# [Set problem]
The listing beneath should be written out in full, exactly as shown.

# [Extracts from a graphics dataset]

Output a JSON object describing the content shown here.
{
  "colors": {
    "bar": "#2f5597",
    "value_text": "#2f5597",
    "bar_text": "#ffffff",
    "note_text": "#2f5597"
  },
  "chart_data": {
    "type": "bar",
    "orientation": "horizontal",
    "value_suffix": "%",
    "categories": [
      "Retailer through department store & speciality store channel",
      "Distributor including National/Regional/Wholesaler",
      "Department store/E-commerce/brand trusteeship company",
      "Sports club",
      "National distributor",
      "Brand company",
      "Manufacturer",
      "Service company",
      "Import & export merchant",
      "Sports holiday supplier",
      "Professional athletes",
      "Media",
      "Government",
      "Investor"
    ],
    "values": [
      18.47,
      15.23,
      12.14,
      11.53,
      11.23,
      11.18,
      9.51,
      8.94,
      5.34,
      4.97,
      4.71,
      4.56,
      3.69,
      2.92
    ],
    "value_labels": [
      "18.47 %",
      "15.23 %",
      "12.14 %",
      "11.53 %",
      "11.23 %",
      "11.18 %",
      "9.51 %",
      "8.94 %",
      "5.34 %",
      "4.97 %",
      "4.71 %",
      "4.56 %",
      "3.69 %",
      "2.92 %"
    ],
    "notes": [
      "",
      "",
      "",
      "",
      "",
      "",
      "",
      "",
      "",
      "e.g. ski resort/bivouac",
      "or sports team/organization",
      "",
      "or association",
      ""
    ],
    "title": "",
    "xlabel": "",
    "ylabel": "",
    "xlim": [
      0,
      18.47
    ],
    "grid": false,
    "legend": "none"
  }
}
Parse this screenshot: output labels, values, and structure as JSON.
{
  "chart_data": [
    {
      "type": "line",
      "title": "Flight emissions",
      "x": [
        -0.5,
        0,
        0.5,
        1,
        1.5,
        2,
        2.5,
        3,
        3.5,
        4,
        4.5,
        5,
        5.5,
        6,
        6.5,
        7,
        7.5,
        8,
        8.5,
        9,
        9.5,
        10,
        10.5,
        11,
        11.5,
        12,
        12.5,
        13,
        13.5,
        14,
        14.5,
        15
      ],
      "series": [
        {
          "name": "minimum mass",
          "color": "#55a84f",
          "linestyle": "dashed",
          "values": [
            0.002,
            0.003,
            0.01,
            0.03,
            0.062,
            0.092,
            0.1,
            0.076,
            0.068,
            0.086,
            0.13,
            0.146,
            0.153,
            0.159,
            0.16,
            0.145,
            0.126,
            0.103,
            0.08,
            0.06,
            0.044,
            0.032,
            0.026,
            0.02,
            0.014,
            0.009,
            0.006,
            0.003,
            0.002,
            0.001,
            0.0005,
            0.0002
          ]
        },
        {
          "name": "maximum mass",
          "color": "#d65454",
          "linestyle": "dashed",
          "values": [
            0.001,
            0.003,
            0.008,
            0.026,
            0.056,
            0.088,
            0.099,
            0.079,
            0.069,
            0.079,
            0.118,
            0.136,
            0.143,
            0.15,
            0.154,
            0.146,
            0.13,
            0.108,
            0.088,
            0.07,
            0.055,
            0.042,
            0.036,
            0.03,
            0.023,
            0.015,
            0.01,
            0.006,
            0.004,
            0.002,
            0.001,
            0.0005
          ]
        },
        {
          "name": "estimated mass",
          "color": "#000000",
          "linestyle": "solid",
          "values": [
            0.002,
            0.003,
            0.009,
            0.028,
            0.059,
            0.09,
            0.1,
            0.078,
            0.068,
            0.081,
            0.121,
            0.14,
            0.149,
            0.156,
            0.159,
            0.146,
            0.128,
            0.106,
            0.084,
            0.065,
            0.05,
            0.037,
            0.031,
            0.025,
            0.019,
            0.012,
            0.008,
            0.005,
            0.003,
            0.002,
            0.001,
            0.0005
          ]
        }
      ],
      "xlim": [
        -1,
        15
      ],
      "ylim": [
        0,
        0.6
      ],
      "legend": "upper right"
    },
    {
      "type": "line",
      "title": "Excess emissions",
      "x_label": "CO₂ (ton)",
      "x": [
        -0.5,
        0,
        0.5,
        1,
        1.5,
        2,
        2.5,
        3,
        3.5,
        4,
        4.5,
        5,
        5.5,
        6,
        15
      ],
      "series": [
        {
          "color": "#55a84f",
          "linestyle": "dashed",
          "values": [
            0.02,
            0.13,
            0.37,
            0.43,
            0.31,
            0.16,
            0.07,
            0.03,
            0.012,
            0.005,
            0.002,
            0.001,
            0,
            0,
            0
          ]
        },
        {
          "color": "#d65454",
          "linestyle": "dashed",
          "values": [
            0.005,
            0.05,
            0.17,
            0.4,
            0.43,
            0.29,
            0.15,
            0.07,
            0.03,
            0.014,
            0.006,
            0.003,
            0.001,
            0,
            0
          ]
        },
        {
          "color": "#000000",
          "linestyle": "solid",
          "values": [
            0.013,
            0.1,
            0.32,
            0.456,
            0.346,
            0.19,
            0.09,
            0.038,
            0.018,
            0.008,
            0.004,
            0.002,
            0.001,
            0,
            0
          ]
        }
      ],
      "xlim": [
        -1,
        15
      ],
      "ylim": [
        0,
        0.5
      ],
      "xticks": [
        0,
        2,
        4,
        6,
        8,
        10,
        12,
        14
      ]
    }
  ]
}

# [Response to the task]
Output a JSON object describing the content shown here.
{
  "colors": {
    "bar": "#2f5597",
    "value_text": "#2f5597",
    "bar_text": "#ffffff",
    "note_text": "#2f5597"
  },
  "chart_data": {
    "type": "bar",
    "orientation": "horizontal",
    "value_suffix": "%",
    "categories": [
      "Retailer through department store & speciality store channel",
      "Distributor including National/Regional/Wholesaler",
      "Department store/E-commerce/brand trusteeship company",
      "Sports club",
      "National distributor",
      "Brand company",
      "Manufacturer",
      "Service company",
      "Import & export merchant",
      "Sports holiday supplier",
      "Professional athletes",
      "Media",
      "Government",
      "Investor"
    ],
    "values": [
      18.47,
      15.23,
      12.14,
      11.53,
      11.23,
      11.18,
      9.51,
      8.94,
      5.34,
      4.97,
      4.71,
      4.56,
      3.69,
      2.92
    ],
    "value_labels": [
      "18.47 %",
      "15.23 %",
      "12.14 %",
      "11.53 %",
      "11.23 %",
      "11.18 %",
      "9.51 %",
      "8.94 %",
      "5.34 %",
      "4.97 %",
      "4.71 %",
      "4.56 %",
      "3.69 %",
      "2.92 %"
    ],
    "notes": [
      "",
      "",
      "",
      "",
      "",
      "",
      "",
      "",
      "",
      "e.g. ski resort/bivouac",
      "or sports team/organization",
      "",
      "or association",
      ""
    ],
    "title": "",
    "xlabel": "",
    "ylabel": "",
    "xlim": [
      0,
      18.47
    ],
    "grid": false,
    "legend": "none"
  }
}
Parse this screenshot: output labels, values, and structure as JSON.
{
  "chart_data": [
    {
      "type": "line",
      "title": "Flight emissions",
      "x": [
        -0.5,
        0,
        0.5,
        1,
        1.5,
        2,
        2.5,
        3,
        3.5,
        4,
        4.5,
        5,
        5.5,
        6,
        6.5,
        7,
        7.5,
        8,
        8.5,
        9,
        9.5,
        10,
        10.5,
        11,
        11.5,
        12,
        12.5,
        13,
        13.5,
        14,
        14.5,
        15
      ],
      "series": [
        {
          "name": "minimum mass",
          "color": "#55a84f",
          "linestyle": "dashed",
          "values": [
            0.002,
            0.003,
            0.01,
            0.03,
            0.062,
            0.092,
            0.1,
            0.076,
            0.068,
            0.086,
            0.13,
            0.146,
            0.153,
            0.159,
            0.16,
            0.145,
            0.126,
            0.103,
            0.08,
            0.06,
            0.044,
            0.032,
            0.026,
            0.02,
            0.014,
            0.009,
            0.006,
            0.003,
            0.002,
            0.001,
            0.0005,
            0.0002
          ]
        },
        {
          "name": "maximum mass",
          "color": "#d65454",
          "linestyle": "dashed",
          "values": [
            0.001,
            0.003,
            0.008,
            0.026,
            0.056,
            0.088,
            0.099,
            0.079,
            0.069,
            0.079,
            0.118,
            0.136,
            0.143,
            0.15,
            0.154,
            0.146,
            0.13,
            0.108,
            0.088,
            0.07,
            0.055,
            0.042,
            0.036,
            0.03,
            0.023,
            0.015,
            0.01,
            0.006,
            0.004,
            0.002,
            0.001,
            0.0005
          ]
        },
        {
          "name": "estimated mass",
          "color": "#000000",
          "linestyle": "solid",
          "values": [
            0.002,
            0.003,
            0.009,
            0.028,
            0.059,
            0.09,
            0.1,
            0.078,
            0.068,
            0.081,
            0.121,
            0.14,
            0.149,
            0.156,
            0.159,
            0.146,
            0.128,
            0.106,
            0.084,
            0.065,
            0.05,
            0.037,
            0.031,
            0.025,
            0.019,
            0.012,
            0.008,
            0.005,
            0.003,
            0.002,
            0.001,
            0.0005
          ]
        }
      ],
      "xlim": [
        -1,
        15
      ],
      "ylim": [
        0,
        0.6
      ],
      "legend": "upper right"
    },
    {
      "type": "line",
      "title": "Excess emissions",
      "x_label": "CO₂ (ton)",
      "x": [
        -0.5,
        0,
        0.5,
        1,
        1.5,
        2,
        2.5,
        3,
        3.5,
        4,
        4.5,
        5,
        5.5,
        6,
        15
      ],
      "series": [
        {
          "color": "#55a84f",
          "linestyle": "dashed",
          "values": [
            0.02,
            0.13,
            0.37,
            0.43,
            0.31,
            0.16,
            0.07,
            0.03,
            0.012,
            0.005,
            0.002,
            0.001,
            0,
            0,
            0
          ]
        },
        {
          "color": "#d65454",
          "linestyle": "dashed",
          "values": [
            0.005,
            0.05,
            0.17,
            0.4,
            0.43,
            0.29,
            0.15,
            0.07,
            0.03,
            0.014,
            0.006,
            0.003,
            0.001,
            0,
            0
          ]
        },
        {
          "color": "#000000",
          "linestyle": "solid",
          "values": [
            0.013,
            0.1,
            0.32,
            0.456,
            0.346,
            0.19,
            0.09,
            0.038,
            0.018,
            0.008,
            0.004,
            0.002,
            0.001,
            0,
            0
          ]
        }
      ],
      "xlim": [
        -1,
        15
      ],
      "ylim": [
        0,
        0.5
      ],
      "xticks": [
        0,
        2,
        4,
        6,
        8,
        10,
        12,
        14
      ]
    }
  ]
}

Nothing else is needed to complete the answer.